Written instruction >> Only a number is required: how many lines of the material contain the word "paste"?

Material >>
- - - -

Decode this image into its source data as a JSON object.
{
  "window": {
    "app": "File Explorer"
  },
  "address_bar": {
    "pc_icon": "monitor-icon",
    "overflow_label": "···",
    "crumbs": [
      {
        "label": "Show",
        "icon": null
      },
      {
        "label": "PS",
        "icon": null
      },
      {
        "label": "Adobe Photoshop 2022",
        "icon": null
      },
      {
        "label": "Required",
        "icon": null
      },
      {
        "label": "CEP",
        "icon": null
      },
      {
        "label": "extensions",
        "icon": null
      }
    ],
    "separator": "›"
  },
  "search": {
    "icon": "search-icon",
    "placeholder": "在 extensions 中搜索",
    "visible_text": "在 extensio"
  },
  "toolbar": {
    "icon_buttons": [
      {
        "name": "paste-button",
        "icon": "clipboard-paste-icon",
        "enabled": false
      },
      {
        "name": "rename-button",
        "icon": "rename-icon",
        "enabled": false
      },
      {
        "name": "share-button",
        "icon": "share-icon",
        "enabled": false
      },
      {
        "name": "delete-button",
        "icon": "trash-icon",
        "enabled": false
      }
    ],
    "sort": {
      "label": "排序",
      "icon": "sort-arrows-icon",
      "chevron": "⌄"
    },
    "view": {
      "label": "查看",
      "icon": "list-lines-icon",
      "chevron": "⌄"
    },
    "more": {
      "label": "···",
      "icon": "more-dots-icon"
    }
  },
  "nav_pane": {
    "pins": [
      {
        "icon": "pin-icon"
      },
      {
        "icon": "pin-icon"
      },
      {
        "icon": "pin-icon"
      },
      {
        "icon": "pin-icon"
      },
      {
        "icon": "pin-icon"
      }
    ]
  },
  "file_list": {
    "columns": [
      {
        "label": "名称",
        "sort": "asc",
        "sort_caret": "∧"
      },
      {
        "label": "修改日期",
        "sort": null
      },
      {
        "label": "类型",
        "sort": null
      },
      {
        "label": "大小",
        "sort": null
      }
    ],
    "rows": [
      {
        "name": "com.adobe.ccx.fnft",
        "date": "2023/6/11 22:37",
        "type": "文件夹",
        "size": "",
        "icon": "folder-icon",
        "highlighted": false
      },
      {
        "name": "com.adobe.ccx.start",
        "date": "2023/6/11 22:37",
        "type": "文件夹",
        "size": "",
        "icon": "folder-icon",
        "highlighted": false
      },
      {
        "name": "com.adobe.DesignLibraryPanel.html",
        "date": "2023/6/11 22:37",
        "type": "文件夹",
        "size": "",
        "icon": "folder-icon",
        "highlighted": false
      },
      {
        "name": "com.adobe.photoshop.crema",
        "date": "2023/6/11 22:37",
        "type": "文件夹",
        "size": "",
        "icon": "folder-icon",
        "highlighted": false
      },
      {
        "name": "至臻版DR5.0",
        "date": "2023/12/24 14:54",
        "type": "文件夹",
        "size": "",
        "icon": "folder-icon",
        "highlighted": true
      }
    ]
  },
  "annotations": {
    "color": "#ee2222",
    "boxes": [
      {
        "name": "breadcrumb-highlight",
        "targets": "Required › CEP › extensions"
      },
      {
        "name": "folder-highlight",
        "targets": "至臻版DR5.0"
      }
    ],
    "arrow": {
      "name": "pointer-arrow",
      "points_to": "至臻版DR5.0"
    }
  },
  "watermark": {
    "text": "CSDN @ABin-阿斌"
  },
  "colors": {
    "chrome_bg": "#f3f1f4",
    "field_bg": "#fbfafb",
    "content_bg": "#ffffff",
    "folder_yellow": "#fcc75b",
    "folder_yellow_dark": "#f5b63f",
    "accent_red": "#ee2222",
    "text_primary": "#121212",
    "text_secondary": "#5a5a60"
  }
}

- - - -

Correct output >> 2